_What to do_
Repeat every record below exactly as it appears.
***** Supplied material
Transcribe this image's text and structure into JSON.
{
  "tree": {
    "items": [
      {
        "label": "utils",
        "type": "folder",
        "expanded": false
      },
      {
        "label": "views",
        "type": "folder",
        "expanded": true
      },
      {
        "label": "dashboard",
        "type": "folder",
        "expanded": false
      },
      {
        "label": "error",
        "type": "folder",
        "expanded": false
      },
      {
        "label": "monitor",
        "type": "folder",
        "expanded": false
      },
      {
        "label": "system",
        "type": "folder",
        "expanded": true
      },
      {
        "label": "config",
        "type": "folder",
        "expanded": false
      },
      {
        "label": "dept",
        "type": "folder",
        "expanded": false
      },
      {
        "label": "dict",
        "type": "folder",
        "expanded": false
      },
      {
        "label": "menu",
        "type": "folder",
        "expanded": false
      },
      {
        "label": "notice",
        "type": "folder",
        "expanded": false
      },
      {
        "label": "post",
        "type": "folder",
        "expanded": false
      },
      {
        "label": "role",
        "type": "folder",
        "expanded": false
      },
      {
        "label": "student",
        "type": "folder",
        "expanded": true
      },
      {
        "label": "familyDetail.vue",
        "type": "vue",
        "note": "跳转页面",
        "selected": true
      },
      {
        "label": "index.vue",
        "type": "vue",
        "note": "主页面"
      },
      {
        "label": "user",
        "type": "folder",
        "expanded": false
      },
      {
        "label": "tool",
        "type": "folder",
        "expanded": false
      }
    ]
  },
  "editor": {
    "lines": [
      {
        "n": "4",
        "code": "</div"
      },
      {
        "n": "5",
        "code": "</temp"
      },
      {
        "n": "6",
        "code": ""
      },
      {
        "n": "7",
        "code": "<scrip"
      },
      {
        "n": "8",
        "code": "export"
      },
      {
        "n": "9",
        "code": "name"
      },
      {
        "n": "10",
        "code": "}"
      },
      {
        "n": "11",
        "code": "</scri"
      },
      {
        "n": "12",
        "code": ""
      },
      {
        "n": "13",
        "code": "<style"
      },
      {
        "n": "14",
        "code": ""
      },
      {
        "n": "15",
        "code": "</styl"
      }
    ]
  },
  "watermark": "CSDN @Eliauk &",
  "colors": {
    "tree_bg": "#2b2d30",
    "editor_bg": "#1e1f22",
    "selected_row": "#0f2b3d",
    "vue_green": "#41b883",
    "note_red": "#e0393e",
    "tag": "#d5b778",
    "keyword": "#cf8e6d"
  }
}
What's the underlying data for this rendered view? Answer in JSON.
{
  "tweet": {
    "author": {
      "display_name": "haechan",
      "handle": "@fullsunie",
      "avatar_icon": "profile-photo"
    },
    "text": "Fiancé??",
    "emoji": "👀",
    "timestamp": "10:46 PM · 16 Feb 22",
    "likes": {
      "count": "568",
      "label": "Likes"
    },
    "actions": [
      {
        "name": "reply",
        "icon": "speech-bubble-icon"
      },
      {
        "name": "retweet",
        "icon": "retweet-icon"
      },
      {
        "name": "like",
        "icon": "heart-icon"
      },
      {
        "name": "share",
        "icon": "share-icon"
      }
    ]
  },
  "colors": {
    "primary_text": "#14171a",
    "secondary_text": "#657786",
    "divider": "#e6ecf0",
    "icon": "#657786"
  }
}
**********
_Task result_
Transcribe this image's text and structure into JSON.
{
  "tree": {
    "items": [
      {
        "label": "utils",
        "type": "folder",
        "expanded": false
      },
      {
        "label": "views",
        "type": "folder",
        "expanded": true
      },
      {
        "label": "dashboard",
        "type": "folder",
        "expanded": false
      },
      {
        "label": "error",
        "type": "folder",
        "expanded": false
      },
      {
        "label": "monitor",
        "type": "folder",
        "expanded": false
      },
      {
        "label": "system",
        "type": "folder",
        "expanded": true
      },
      {
        "label": "config",
        "type": "folder",
        "expanded": false
      },
      {
        "label": "dept",
        "type": "folder",
        "expanded": false
      },
      {
        "label": "dict",
        "type": "folder",
        "expanded": false
      },
      {
        "label": "menu",
        "type": "folder",
        "expanded": false
      },
      {
        "label": "notice",
        "type": "folder",
        "expanded": false
      },
      {
        "label": "post",
        "type": "folder",
        "expanded": false
      },
      {
        "label": "role",
        "type": "folder",
        "expanded": false
      },
      {
        "label": "student",
        "type": "folder",
        "expanded": true
      },
      {
        "label": "familyDetail.vue",
        "type": "vue",
        "note": "跳转页面",
        "selected": true
      },
      {
        "label": "index.vue",
        "type": "vue",
        "note": "主页面"
      },
      {
        "label": "user",
        "type": "folder",
        "expanded": false
      },
      {
        "label": "tool",
        "type": "folder",
        "expanded": false
      }
    ]
  },
  "editor": {
    "lines": [
      {
        "n": "4",
        "code": "</div"
      },
      {
        "n": "5",
        "code": "</temp"
      },
      {
        "n": "6",
        "code": ""
      },
      {
        "n": "7",
        "code": "<scrip"
      },
      {
        "n": "8",
        "code": "export"
      },
      {
        "n": "9",
        "code": "name"
      },
      {
        "n": "10",
        "code": "}"
      },
      {
        "n": "11",
        "code": "</scri"
      },
      {
        "n": "12",
        "code": ""
      },
      {
        "n": "13",
        "code": "<style"
      },
      {
        "n": "14",
        "code": ""
      },
      {
        "n": "15",
        "code": "</styl"
      }
    ]
  },
  "watermark": "CSDN @Eliauk &",
  "colors": {
    "tree_bg": "#2b2d30",
    "editor_bg": "#1e1f22",
    "selected_row": "#0f2b3d",
    "vue_green": "#41b883",
    "note_red": "#e0393e",
    "tag": "#d5b778",
    "keyword": "#cf8e6d"
  }
}
What's the underlying data for this rendered view? Answer in JSON.
{
  "tweet": {
    "author": {
      "display_name": "haechan",
      "handle": "@fullsunie",
      "avatar_icon": "profile-photo"
    },
    "text": "Fiancé??",
    "emoji": "👀",
    "timestamp": "10:46 PM · 16 Feb 22",
    "likes": {
      "count": "568",
      "label": "Likes"
    },
    "actions": [
      {
        "name": "reply",
        "icon": "speech-bubble-icon"
      },
      {
        "name": "retweet",
        "icon": "retweet-icon"
      },
      {
        "name": "like",
        "icon": "heart-icon"
      },
      {
        "name": "share",
        "icon": "share-icon"
      }
    ]
  },
  "colors": {
    "primary_text": "#14171a",
    "secondary_text": "#657786",
    "divider": "#e6ecf0",
    "icon": "#657786"
  }
}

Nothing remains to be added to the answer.